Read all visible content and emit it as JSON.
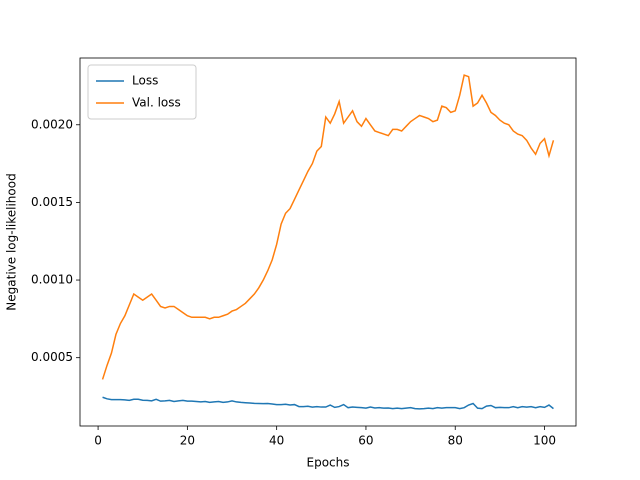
{
  "chart_data": {
    "type": "line",
    "x_label": "Epochs",
    "y_label": "Negative log-likelihood",
    "x": [
      1,
      2,
      3,
      4,
      5,
      6,
      7,
      8,
      9,
      10,
      11,
      12,
      13,
      14,
      15,
      16,
      17,
      18,
      19,
      20,
      21,
      22,
      23,
      24,
      25,
      26,
      27,
      28,
      29,
      30,
      31,
      32,
      33,
      34,
      35,
      36,
      37,
      38,
      39,
      40,
      41,
      42,
      43,
      44,
      45,
      46,
      47,
      48,
      49,
      50,
      51,
      52,
      53,
      54,
      55,
      56,
      57,
      58,
      59,
      60,
      61,
      62,
      63,
      64,
      65,
      66,
      67,
      68,
      69,
      70,
      71,
      72,
      73,
      74,
      75,
      76,
      77,
      78,
      79,
      80,
      81,
      82,
      83,
      84,
      85,
      86,
      87,
      88,
      89,
      90,
      91,
      92,
      93,
      94,
      95,
      96,
      97,
      98,
      99,
      100,
      101,
      102
    ],
    "series": [
      {
        "name": "Loss",
        "color": "#1f77b4",
        "values": [
          0.000245,
          0.000235,
          0.00023,
          0.00023,
          0.00023,
          0.000228,
          0.000225,
          0.000232,
          0.000232,
          0.000226,
          0.000225,
          0.000222,
          0.000232,
          0.00022,
          0.000222,
          0.000225,
          0.000218,
          0.000222,
          0.000225,
          0.00022,
          0.00022,
          0.000218,
          0.000215,
          0.000218,
          0.000212,
          0.000215,
          0.000218,
          0.000212,
          0.000215,
          0.000222,
          0.000215,
          0.000212,
          0.00021,
          0.000208,
          0.000206,
          0.000205,
          0.000204,
          0.000205,
          0.000202,
          0.000198,
          0.000198,
          0.0002,
          0.000195,
          0.000198,
          0.000185,
          0.000185,
          0.000187,
          0.000182,
          0.000185,
          0.000182,
          0.000182,
          0.000195,
          0.00018,
          0.000185,
          0.000198,
          0.000178,
          0.000182,
          0.00018,
          0.000178,
          0.000175,
          0.000182,
          0.000176,
          0.000178,
          0.000175,
          0.000176,
          0.000172,
          0.000175,
          0.000172,
          0.000175,
          0.000178,
          0.000172,
          0.00017,
          0.000172,
          0.000175,
          0.000172,
          0.000178,
          0.000175,
          0.000178,
          0.000178,
          0.000178,
          0.000172,
          0.000178,
          0.000195,
          0.000205,
          0.000175,
          0.000172,
          0.000188,
          0.000192,
          0.000178,
          0.00018,
          0.000178,
          0.000178,
          0.000185,
          0.000178,
          0.000185,
          0.000182,
          0.000185,
          0.000178,
          0.000185,
          0.00018,
          0.000195,
          0.000172
        ]
      },
      {
        "name": "Val. loss",
        "color": "#ff7f0e",
        "values": [
          0.00036,
          0.00045,
          0.00053,
          0.00065,
          0.00072,
          0.00077,
          0.00084,
          0.00091,
          0.00089,
          0.00087,
          0.00089,
          0.00091,
          0.00087,
          0.00083,
          0.00082,
          0.00083,
          0.00083,
          0.00081,
          0.00079,
          0.00077,
          0.00076,
          0.00076,
          0.00076,
          0.00076,
          0.00075,
          0.00076,
          0.00076,
          0.00077,
          0.00078,
          0.0008,
          0.00081,
          0.00083,
          0.00085,
          0.00088,
          0.00091,
          0.00095,
          0.001,
          0.00106,
          0.00113,
          0.00123,
          0.00136,
          0.00143,
          0.00146,
          0.00152,
          0.00158,
          0.00164,
          0.0017,
          0.00175,
          0.00183,
          0.00186,
          0.00205,
          0.00201,
          0.00207,
          0.00215,
          0.00201,
          0.00205,
          0.00209,
          0.00202,
          0.00199,
          0.00204,
          0.002,
          0.00196,
          0.00195,
          0.00194,
          0.00193,
          0.00197,
          0.00197,
          0.00196,
          0.00199,
          0.00202,
          0.00204,
          0.00206,
          0.00205,
          0.00204,
          0.00202,
          0.00203,
          0.00212,
          0.00211,
          0.00208,
          0.00209,
          0.00219,
          0.00232,
          0.00231,
          0.00212,
          0.00214,
          0.00219,
          0.00214,
          0.00208,
          0.00206,
          0.00203,
          0.00201,
          0.002,
          0.00196,
          0.00194,
          0.00193,
          0.0019,
          0.00185,
          0.00181,
          0.00188,
          0.00191,
          0.0018,
          0.0019
        ]
      }
    ],
    "xlim": [
      -4.05,
      107.05
    ],
    "xticks": [
      0,
      20,
      40,
      60,
      80,
      100
    ],
    "ylim": [
      6e-05,
      0.00243
    ],
    "yticks": [
      0.0005,
      {
        "value": 0.001,
        "label": "0.0010"
      },
      {
        "value": 0.0015,
        "label": "0.0015"
      },
      {
        "value": 0.002,
        "label": "0.0020"
      }
    ],
    "grid": false,
    "legend": "upper left"
  }
}
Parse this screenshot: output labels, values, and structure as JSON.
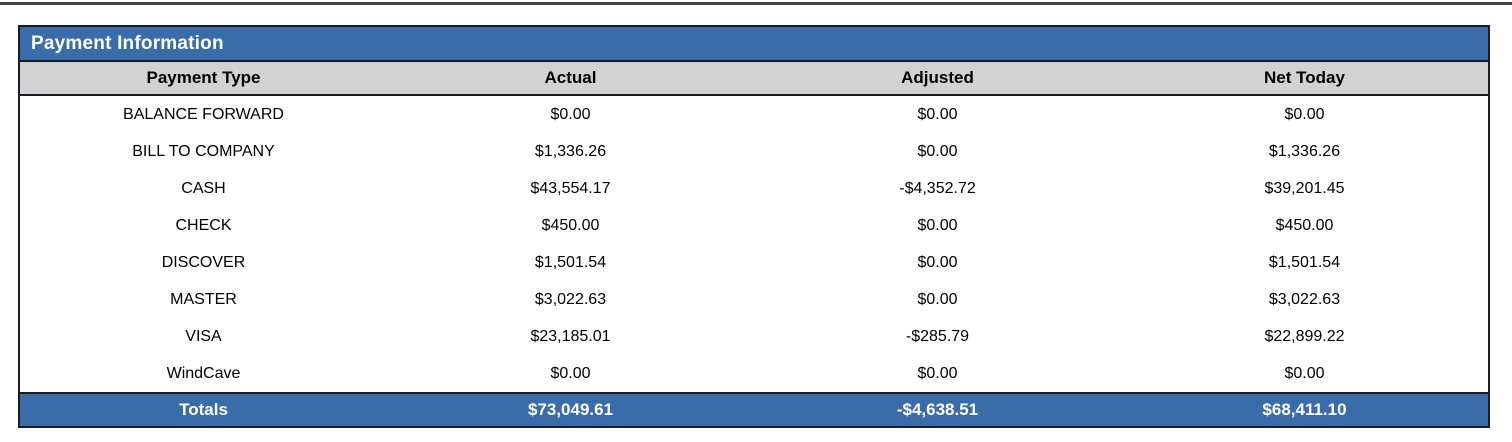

◇ ◇ ◇ ◇ ◇ ◇ ◇

_What needs to be done_.
Retype the listing exactly. Pictures do not belong in the copy.

_Output for this task_.
Read all visible content and emit it as JSON.
{
  "chart_data": {
    "type": "line",
    "x_label": "Epochs",
    "y_label": "Negative log-likelihood",
    "x": [
      1,
      2,
      3,
      4,
      5,
      6,
      7,
      8,
      9,
      10,
      11,
      12,
      13,
      14,
      15,
      16,
      17,
      18,
      19,
      20,
      21,
      22,
      23,
      24,
      25,
      26,
      27,
      28,
      29,
      30,
      31,
      32,
      33,
      34,
      35,
      36,
      37,
      38,
      39,
      40,
      41,
      42,
      43,
      44,
      45,
      46,
      47,
      48,
      49,
      50,
      51,
      52,
      53,
      54,
      55,
      56,
      57,
      58,
      59,
      60,
      61,
      62,
      63,
      64,
      65,
      66,
      67,
      68,
      69,
      70,
      71,
      72,
      73,
      74,
      75,
      76,
      77,
      78,
      79,
      80,
      81,
      82,
      83,
      84,
      85,
      86,
      87,
      88,
      89,
      90,
      91,
      92,
      93,
      94,
      95,
      96,
      97,
      98,
      99,
      100,
      101,
      102
    ],
    "series": [
      {
        "name": "Loss",
        "color": "#1f77b4",
        "values": [
          0.000245,
          0.000235,
          0.00023,
          0.00023,
          0.00023,
          0.000228,
          0.000225,
          0.000232,
          0.000232,
          0.000226,
          0.000225,
          0.000222,
          0.000232,
          0.00022,
          0.000222,
          0.000225,
          0.000218,
          0.000222,
          0.000225,
          0.00022,
          0.00022,
          0.000218,
          0.000215,
          0.000218,
          0.000212,
          0.000215,
          0.000218,
          0.000212,
          0.000215,
          0.000222,
          0.000215,
          0.000212,
          0.00021,
          0.000208,
          0.000206,
          0.000205,
          0.000204,
          0.000205,
          0.000202,
          0.000198,
          0.000198,
          0.0002,
          0.000195,
          0.000198,
          0.000185,
          0.000185,
          0.000187,
          0.000182,
          0.000185,
          0.000182,
          0.000182,
          0.000195,
          0.00018,
          0.000185,
          0.000198,
          0.000178,
          0.000182,
          0.00018,
          0.000178,
          0.000175,
          0.000182,
          0.000176,
          0.000178,
          0.000175,
          0.000176,
          0.000172,
          0.000175,
          0.000172,
          0.000175,
          0.000178,
          0.000172,
          0.00017,
          0.000172,
          0.000175,
          0.000172,
          0.000178,
          0.000175,
          0.000178,
          0.000178,
          0.000178,
          0.000172,
          0.000178,
          0.000195,
          0.000205,
          0.000175,
          0.000172,
          0.000188,
          0.000192,
          0.000178,
          0.00018,
          0.000178,
          0.000178,
          0.000185,
          0.000178,
          0.000185,
          0.000182,
          0.000185,
          0.000178,
          0.000185,
          0.00018,
          0.000195,
          0.000172
        ]
      },
      {
        "name": "Val. loss",
        "color": "#ff7f0e",
        "values": [
          0.00036,
          0.00045,
          0.00053,
          0.00065,
          0.00072,
          0.00077,
          0.00084,
          0.00091,
          0.00089,
          0.00087,
          0.00089,
          0.00091,
          0.00087,
          0.00083,
          0.00082,
          0.00083,
          0.00083,
          0.00081,
          0.00079,
          0.00077,
          0.00076,
          0.00076,
          0.00076,
          0.00076,
          0.00075,
          0.00076,
          0.00076,
          0.00077,
          0.00078,
          0.0008,
          0.00081,
          0.00083,
          0.00085,
          0.00088,
          0.00091,
          0.00095,
          0.001,
          0.00106,
          0.00113,
          0.00123,
          0.00136,
          0.00143,
          0.00146,
          0.00152,
          0.00158,
          0.00164,
          0.0017,
          0.00175,
          0.00183,
          0.00186,
          0.00205,
          0.00201,
          0.00207,
          0.00215,
          0.00201,
          0.00205,
          0.00209,
          0.00202,
          0.00199,
          0.00204,
          0.002,
          0.00196,
          0.00195,
          0.00194,
          0.00193,
          0.00197,
          0.00197,
          0.00196,
          0.00199,
          0.00202,
          0.00204,
          0.00206,
          0.00205,
          0.00204,
          0.00202,
          0.00203,
          0.00212,
          0.00211,
          0.00208,
          0.00209,
          0.00219,
          0.00232,
          0.00231,
          0.00212,
          0.00214,
          0.00219,
          0.00214,
          0.00208,
          0.00206,
          0.00203,
          0.00201,
          0.002,
          0.00196,
          0.00194,
          0.00193,
          0.0019,
          0.00185,
          0.00181,
          0.00188,
          0.00191,
          0.0018,
          0.0019
        ]
      }
    ],
    "xlim": [
      -4.05,
      107.05
    ],
    "xticks": [
      0,
      20,
      40,
      60,
      80,
      100
    ],
    "ylim": [
      6e-05,
      0.00243
    ],
    "yticks": [
      0.0005,
      {
        "value": 0.001,
        "label": "0.0010"
      },
      {
        "value": 0.0015,
        "label": "0.0015"
      },
      {
        "value": 0.002,
        "label": "0.0020"
      }
    ],
    "grid": false,
    "legend": "upper left"
  }
}
Parse this screenshot: output labels, values, and structure as JSON.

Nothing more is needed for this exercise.